= PROBLEM DESCRIPTION =
Gather every line in the records below that contains the word "animals".

— start of LISTED RECORDS —

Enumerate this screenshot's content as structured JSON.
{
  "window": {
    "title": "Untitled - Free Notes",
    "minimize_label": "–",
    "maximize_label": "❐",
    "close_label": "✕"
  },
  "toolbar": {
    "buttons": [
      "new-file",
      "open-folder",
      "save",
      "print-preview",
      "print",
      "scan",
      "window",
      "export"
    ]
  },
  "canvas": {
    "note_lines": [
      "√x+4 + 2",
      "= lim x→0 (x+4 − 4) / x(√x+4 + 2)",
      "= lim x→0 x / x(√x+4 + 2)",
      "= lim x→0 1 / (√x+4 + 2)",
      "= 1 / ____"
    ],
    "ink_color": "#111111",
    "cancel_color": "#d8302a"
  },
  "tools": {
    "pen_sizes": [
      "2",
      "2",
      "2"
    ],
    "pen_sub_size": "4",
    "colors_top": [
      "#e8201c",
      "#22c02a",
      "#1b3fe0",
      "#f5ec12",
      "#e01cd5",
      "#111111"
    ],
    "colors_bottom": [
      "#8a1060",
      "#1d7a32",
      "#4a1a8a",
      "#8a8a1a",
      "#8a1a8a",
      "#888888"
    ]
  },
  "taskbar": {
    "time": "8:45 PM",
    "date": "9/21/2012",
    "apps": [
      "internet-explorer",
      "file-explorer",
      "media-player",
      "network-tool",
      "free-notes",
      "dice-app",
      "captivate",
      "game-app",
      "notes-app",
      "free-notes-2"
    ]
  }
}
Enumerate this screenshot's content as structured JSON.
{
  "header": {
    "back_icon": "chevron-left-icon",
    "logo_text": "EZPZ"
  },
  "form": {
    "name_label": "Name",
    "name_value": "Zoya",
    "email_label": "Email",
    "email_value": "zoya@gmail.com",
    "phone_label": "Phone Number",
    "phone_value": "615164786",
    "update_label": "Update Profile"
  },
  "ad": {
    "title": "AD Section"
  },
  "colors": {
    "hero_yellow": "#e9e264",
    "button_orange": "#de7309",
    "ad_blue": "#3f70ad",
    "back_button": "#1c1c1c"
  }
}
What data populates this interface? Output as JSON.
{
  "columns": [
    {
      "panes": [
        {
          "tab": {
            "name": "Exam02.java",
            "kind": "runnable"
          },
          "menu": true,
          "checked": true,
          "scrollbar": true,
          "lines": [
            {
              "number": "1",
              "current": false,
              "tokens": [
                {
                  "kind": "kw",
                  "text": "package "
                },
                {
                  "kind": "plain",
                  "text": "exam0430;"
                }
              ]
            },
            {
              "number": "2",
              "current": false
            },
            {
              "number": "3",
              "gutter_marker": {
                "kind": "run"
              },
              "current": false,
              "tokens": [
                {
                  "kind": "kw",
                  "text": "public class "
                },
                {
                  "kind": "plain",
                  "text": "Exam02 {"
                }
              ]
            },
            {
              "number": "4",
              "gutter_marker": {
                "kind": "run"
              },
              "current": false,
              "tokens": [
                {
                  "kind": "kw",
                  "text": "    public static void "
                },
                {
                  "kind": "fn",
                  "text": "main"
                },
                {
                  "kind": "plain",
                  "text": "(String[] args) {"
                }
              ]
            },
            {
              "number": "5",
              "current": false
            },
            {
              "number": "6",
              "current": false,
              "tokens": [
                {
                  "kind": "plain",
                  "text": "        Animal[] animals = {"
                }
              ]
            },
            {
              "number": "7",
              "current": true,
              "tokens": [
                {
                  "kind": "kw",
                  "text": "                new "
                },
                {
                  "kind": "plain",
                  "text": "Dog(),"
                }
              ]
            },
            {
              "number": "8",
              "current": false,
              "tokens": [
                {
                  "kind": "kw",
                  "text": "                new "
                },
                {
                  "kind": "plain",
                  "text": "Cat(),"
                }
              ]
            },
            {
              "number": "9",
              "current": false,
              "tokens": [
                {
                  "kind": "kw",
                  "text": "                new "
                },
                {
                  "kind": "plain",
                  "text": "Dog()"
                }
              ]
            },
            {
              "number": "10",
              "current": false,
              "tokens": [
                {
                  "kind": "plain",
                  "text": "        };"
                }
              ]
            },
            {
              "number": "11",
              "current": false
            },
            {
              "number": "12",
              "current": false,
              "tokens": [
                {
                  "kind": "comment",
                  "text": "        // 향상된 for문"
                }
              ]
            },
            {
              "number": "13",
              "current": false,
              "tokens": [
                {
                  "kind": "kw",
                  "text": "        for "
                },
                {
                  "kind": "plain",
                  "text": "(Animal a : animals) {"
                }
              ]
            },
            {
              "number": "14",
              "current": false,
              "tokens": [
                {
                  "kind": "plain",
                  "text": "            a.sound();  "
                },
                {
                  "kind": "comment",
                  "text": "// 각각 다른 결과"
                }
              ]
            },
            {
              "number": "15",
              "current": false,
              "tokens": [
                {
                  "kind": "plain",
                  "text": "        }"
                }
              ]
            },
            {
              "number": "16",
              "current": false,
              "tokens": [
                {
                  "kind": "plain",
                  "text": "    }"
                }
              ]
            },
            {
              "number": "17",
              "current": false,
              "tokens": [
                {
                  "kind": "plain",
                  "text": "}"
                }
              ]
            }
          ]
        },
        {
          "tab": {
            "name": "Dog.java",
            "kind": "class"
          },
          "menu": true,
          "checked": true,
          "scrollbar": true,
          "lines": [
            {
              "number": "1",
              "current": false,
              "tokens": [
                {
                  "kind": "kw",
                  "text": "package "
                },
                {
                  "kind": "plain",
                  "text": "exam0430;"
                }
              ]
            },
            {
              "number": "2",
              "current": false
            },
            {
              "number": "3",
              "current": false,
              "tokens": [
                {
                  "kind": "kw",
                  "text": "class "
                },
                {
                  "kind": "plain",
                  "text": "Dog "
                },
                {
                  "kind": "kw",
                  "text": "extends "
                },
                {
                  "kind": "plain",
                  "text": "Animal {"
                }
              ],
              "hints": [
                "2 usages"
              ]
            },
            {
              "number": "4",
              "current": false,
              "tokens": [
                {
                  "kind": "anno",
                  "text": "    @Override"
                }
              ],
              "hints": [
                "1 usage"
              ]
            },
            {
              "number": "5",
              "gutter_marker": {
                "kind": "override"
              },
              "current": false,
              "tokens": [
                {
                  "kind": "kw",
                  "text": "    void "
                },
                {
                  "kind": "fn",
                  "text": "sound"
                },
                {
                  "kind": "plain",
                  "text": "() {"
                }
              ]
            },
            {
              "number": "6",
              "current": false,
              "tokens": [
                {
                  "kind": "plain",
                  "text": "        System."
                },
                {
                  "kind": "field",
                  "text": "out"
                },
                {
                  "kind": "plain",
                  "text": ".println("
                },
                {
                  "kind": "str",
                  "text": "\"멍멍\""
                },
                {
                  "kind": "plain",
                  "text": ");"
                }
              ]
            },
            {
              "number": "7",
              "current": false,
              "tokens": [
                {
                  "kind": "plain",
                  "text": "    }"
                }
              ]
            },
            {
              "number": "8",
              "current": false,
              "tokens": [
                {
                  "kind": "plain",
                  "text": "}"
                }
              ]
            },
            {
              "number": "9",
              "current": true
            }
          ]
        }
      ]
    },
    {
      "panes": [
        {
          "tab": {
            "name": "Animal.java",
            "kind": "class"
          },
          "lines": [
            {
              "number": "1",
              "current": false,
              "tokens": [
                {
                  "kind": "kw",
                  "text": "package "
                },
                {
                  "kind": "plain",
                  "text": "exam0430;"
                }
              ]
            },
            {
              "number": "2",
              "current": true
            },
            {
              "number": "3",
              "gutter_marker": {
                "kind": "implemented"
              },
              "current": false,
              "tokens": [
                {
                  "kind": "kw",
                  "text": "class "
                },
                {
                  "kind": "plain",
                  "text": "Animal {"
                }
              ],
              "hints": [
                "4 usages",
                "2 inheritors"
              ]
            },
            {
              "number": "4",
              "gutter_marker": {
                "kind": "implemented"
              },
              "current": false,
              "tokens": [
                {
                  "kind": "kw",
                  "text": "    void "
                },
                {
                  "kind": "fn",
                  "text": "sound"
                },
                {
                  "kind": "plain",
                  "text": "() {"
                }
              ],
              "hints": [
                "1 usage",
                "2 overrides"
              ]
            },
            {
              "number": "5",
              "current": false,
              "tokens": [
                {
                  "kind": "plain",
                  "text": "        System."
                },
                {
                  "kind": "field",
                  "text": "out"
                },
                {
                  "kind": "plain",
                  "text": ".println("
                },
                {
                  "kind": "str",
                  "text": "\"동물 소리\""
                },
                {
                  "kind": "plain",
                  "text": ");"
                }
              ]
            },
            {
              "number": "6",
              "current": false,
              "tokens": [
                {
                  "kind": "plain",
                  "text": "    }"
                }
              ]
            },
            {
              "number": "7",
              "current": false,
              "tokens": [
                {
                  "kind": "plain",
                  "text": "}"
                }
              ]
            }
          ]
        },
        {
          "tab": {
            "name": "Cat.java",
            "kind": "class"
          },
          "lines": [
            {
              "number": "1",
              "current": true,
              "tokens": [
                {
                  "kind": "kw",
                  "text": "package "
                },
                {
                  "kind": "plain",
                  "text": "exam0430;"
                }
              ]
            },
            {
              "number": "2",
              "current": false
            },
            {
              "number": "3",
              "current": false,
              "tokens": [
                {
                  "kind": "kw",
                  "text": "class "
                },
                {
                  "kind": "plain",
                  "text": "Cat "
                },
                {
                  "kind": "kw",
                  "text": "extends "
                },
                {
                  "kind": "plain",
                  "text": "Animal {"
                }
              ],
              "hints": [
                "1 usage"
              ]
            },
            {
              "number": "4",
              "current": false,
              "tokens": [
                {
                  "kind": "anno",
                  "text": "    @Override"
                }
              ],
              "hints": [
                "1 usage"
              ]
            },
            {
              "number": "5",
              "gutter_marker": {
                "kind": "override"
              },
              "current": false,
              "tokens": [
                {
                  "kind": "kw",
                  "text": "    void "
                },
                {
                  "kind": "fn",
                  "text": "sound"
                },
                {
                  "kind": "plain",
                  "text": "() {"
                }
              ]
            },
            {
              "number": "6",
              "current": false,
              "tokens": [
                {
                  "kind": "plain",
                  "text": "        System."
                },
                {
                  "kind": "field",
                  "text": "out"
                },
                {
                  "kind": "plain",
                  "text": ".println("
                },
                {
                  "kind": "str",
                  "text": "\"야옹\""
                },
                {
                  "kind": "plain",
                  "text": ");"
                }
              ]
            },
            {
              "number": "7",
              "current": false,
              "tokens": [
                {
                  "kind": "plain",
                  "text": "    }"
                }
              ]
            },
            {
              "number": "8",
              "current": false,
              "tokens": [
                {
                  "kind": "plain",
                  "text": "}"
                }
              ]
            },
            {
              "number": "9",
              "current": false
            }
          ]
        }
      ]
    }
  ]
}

— end of LISTED RECORDS —

= FULL RESPONSE =
                  "text": "        Animal[] animals = {"
                  "text": "(Animal a : animals) {"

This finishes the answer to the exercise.